**Task goal:**
Using the data below, repeat all of it precisely.

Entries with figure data
# # #

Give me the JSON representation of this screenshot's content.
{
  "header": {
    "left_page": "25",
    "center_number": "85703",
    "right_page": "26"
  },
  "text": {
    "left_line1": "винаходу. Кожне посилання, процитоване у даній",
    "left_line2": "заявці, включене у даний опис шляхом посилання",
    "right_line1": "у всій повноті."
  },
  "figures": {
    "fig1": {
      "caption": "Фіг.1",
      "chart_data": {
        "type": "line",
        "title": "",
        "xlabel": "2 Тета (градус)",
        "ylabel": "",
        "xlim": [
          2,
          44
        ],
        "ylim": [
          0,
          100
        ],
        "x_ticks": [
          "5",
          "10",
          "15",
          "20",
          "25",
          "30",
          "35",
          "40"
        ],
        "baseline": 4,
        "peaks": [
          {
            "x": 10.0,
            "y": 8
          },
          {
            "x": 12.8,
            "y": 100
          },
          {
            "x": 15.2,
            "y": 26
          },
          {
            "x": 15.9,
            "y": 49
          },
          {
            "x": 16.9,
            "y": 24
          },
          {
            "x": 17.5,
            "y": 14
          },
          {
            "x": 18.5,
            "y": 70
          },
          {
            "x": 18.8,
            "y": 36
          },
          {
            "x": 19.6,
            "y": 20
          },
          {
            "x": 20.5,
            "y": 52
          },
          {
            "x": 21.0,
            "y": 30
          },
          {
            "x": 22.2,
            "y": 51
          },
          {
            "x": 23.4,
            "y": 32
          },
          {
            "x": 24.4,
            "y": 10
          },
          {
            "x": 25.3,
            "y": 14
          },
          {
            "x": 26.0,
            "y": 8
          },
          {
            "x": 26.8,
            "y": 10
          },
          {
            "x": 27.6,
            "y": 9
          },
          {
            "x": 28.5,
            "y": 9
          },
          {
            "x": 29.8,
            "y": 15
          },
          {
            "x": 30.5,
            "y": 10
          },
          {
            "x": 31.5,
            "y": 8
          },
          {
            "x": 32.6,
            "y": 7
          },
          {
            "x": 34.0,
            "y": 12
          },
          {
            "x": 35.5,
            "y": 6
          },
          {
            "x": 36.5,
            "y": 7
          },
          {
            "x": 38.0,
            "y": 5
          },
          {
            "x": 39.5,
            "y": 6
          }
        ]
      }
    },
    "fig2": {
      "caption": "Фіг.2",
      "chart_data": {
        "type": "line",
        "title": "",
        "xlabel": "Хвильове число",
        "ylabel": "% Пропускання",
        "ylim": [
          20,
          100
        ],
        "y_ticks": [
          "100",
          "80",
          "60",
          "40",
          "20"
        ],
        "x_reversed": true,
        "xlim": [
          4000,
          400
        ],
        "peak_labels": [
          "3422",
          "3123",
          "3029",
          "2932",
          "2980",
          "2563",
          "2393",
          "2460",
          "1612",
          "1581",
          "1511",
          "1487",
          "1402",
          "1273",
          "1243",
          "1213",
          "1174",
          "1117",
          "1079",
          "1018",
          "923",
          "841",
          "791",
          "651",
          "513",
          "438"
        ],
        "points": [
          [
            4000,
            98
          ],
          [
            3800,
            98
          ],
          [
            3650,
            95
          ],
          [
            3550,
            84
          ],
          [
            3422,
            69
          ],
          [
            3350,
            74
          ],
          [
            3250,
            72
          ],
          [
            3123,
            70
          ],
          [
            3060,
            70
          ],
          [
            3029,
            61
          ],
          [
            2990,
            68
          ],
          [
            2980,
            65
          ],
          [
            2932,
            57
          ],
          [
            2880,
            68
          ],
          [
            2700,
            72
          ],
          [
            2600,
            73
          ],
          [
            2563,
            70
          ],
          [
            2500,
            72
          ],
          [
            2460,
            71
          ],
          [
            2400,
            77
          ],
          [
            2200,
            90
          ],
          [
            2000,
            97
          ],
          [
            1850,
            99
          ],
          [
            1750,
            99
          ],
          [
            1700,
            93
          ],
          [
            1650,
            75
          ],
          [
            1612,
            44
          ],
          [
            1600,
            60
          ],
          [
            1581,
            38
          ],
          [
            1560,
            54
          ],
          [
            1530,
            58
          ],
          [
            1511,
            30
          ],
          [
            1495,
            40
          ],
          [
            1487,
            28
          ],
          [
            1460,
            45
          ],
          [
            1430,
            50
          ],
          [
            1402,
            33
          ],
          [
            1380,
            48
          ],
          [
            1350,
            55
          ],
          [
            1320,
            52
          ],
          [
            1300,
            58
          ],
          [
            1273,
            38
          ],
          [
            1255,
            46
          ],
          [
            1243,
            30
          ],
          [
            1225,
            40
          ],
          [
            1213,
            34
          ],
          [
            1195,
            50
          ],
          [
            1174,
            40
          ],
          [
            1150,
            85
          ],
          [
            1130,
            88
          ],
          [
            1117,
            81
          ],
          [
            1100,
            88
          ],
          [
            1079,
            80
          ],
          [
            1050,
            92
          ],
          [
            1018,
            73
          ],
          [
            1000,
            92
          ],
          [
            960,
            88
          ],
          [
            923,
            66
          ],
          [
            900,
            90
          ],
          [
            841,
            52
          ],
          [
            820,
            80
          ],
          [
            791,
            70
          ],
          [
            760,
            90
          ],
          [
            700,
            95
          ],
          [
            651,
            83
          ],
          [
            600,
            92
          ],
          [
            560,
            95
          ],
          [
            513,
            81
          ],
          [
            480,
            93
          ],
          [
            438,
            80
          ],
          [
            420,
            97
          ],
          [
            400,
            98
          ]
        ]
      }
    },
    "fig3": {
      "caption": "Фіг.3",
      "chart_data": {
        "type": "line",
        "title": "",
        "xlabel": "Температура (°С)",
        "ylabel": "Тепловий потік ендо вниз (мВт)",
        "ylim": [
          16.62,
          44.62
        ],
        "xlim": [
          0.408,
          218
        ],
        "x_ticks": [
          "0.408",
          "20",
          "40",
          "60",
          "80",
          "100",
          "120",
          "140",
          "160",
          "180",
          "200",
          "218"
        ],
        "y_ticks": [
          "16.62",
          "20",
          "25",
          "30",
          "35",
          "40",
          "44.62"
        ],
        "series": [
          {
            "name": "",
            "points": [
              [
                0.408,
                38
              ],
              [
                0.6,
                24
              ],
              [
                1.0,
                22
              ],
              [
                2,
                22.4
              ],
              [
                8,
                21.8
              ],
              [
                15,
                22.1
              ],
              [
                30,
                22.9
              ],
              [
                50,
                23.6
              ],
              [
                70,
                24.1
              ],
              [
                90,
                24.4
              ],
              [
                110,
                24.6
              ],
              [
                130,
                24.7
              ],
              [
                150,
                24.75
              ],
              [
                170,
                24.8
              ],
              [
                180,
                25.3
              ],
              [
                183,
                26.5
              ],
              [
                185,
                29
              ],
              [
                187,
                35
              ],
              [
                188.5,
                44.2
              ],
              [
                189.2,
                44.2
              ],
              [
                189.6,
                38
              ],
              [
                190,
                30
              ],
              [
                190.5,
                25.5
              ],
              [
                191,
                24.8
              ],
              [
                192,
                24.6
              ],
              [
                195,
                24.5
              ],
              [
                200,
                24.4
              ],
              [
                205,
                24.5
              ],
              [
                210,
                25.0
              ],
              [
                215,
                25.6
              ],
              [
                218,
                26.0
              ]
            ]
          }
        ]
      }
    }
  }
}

# # #

**Exercise result:**
Give me the JSON representation of this screenshot's content.
{
  "header": {
    "left_page": "25",
    "center_number": "85703",
    "right_page": "26"
  },
  "text": {
    "left_line1": "винаходу. Кожне посилання, процитоване у даній",
    "left_line2": "заявці, включене у даний опис шляхом посилання",
    "right_line1": "у всій повноті."
  },
  "figures": {
    "fig1": {
      "caption": "Фіг.1",
      "chart_data": {
        "type": "line",
        "title": "",
        "xlabel": "2 Тета (градус)",
        "ylabel": "",
        "xlim": [
          2,
          44
        ],
        "ylim": [
          0,
          100
        ],
        "x_ticks": [
          "5",
          "10",
          "15",
          "20",
          "25",
          "30",
          "35",
          "40"
        ],
        "baseline": 4,
        "peaks": [
          {
            "x": 10.0,
            "y": 8
          },
          {
            "x": 12.8,
            "y": 100
          },
          {
            "x": 15.2,
            "y": 26
          },
          {
            "x": 15.9,
            "y": 49
          },
          {
            "x": 16.9,
            "y": 24
          },
          {
            "x": 17.5,
            "y": 14
          },
          {
            "x": 18.5,
            "y": 70
          },
          {
            "x": 18.8,
            "y": 36
          },
          {
            "x": 19.6,
            "y": 20
          },
          {
            "x": 20.5,
            "y": 52
          },
          {
            "x": 21.0,
            "y": 30
          },
          {
            "x": 22.2,
            "y": 51
          },
          {
            "x": 23.4,
            "y": 32
          },
          {
            "x": 24.4,
            "y": 10
          },
          {
            "x": 25.3,
            "y": 14
          },
          {
            "x": 26.0,
            "y": 8
          },
          {
            "x": 26.8,
            "y": 10
          },
          {
            "x": 27.6,
            "y": 9
          },
          {
            "x": 28.5,
            "y": 9
          },
          {
            "x": 29.8,
            "y": 15
          },
          {
            "x": 30.5,
            "y": 10
          },
          {
            "x": 31.5,
            "y": 8
          },
          {
            "x": 32.6,
            "y": 7
          },
          {
            "x": 34.0,
            "y": 12
          },
          {
            "x": 35.5,
            "y": 6
          },
          {
            "x": 36.5,
            "y": 7
          },
          {
            "x": 38.0,
            "y": 5
          },
          {
            "x": 39.5,
            "y": 6
          }
        ]
      }
    },
    "fig2": {
      "caption": "Фіг.2",
      "chart_data": {
        "type": "line",
        "title": "",
        "xlabel": "Хвильове число",
        "ylabel": "% Пропускання",
        "ylim": [
          20,
          100
        ],
        "y_ticks": [
          "100",
          "80",
          "60",
          "40",
          "20"
        ],
        "x_reversed": true,
        "xlim": [
          4000,
          400
        ],
        "peak_labels": [
          "3422",
          "3123",
          "3029",
          "2932",
          "2980",
          "2563",
          "2393",
          "2460",
          "1612",
          "1581",
          "1511",
          "1487",
          "1402",
          "1273",
          "1243",
          "1213",
          "1174",
          "1117",
          "1079",
          "1018",
          "923",
          "841",
          "791",
          "651",
          "513",
          "438"
        ],
        "points": [
          [
            4000,
            98
          ],
          [
            3800,
            98
          ],
          [
            3650,
            95
          ],
          [
            3550,
            84
          ],
          [
            3422,
            69
          ],
          [
            3350,
            74
          ],
          [
            3250,
            72
          ],
          [
            3123,
            70
          ],
          [
            3060,
            70
          ],
          [
            3029,
            61
          ],
          [
            2990,
            68
          ],
          [
            2980,
            65
          ],
          [
            2932,
            57
          ],
          [
            2880,
            68
          ],
          [
            2700,
            72
          ],
          [
            2600,
            73
          ],
          [
            2563,
            70
          ],
          [
            2500,
            72
          ],
          [
            2460,
            71
          ],
          [
            2400,
            77
          ],
          [
            2200,
            90
          ],
          [
            2000,
            97
          ],
          [
            1850,
            99
          ],
          [
            1750,
            99
          ],
          [
            1700,
            93
          ],
          [
            1650,
            75
          ],
          [
            1612,
            44
          ],
          [
            1600,
            60
          ],
          [
            1581,
            38
          ],
          [
            1560,
            54
          ],
          [
            1530,
            58
          ],
          [
            1511,
            30
          ],
          [
            1495,
            40
          ],
          [
            1487,
            28
          ],
          [
            1460,
            45
          ],
          [
            1430,
            50
          ],
          [
            1402,
            33
          ],
          [
            1380,
            48
          ],
          [
            1350,
            55
          ],
          [
            1320,
            52
          ],
          [
            1300,
            58
          ],
          [
            1273,
            38
          ],
          [
            1255,
            46
          ],
          [
            1243,
            30
          ],
          [
            1225,
            40
          ],
          [
            1213,
            34
          ],
          [
            1195,
            50
          ],
          [
            1174,
            40
          ],
          [
            1150,
            85
          ],
          [
            1130,
            88
          ],
          [
            1117,
            81
          ],
          [
            1100,
            88
          ],
          [
            1079,
            80
          ],
          [
            1050,
            92
          ],
          [
            1018,
            73
          ],
          [
            1000,
            92
          ],
          [
            960,
            88
          ],
          [
            923,
            66
          ],
          [
            900,
            90
          ],
          [
            841,
            52
          ],
          [
            820,
            80
          ],
          [
            791,
            70
          ],
          [
            760,
            90
          ],
          [
            700,
            95
          ],
          [
            651,
            83
          ],
          [
            600,
            92
          ],
          [
            560,
            95
          ],
          [
            513,
            81
          ],
          [
            480,
            93
          ],
          [
            438,
            80
          ],
          [
            420,
            97
          ],
          [
            400,
            98
          ]
        ]
      }
    },
    "fig3": {
      "caption": "Фіг.3",
      "chart_data": {
        "type": "line",
        "title": "",
        "xlabel": "Температура (°С)",
        "ylabel": "Тепловий потік ендо вниз (мВт)",
        "ylim": [
          16.62,
          44.62
        ],
        "xlim": [
          0.408,
          218
        ],
        "x_ticks": [
          "0.408",
          "20",
          "40",
          "60",
          "80",
          "100",
          "120",
          "140",
          "160",
          "180",
          "200",
          "218"
        ],
        "y_ticks": [
          "16.62",
          "20",
          "25",
          "30",
          "35",
          "40",
          "44.62"
        ],
        "series": [
          {
            "name": "",
            "points": [
              [
                0.408,
                38
              ],
              [
                0.6,
                24
              ],
              [
                1.0,
                22
              ],
              [
                2,
                22.4
              ],
              [
                8,
                21.8
              ],
              [
                15,
                22.1
              ],
              [
                30,
                22.9
              ],
              [
                50,
                23.6
              ],
              [
                70,
                24.1
              ],
              [
                90,
                24.4
              ],
              [
                110,
                24.6
              ],
              [
                130,
                24.7
              ],
              [
                150,
                24.75
              ],
              [
                170,
                24.8
              ],
              [
                180,
                25.3
              ],
              [
                183,
                26.5
              ],
              [
                185,
                29
              ],
              [
                187,
                35
              ],
              [
                188.5,
                44.2
              ],
              [
                189.2,
                44.2
              ],
              [
                189.6,
                38
              ],
              [
                190,
                30
              ],
              [
                190.5,
                25.5
              ],
              [
                191,
                24.8
              ],
              [
                192,
                24.6
              ],
              [
                195,
                24.5
              ],
              [
                200,
                24.4
              ],
              [
                205,
                24.5
              ],
              [
                210,
                25.0
              ],
              [
                215,
                25.6
              ],
              [
                218,
                26.0
              ]
            ]
          }
        ]
      }
    }
  }
}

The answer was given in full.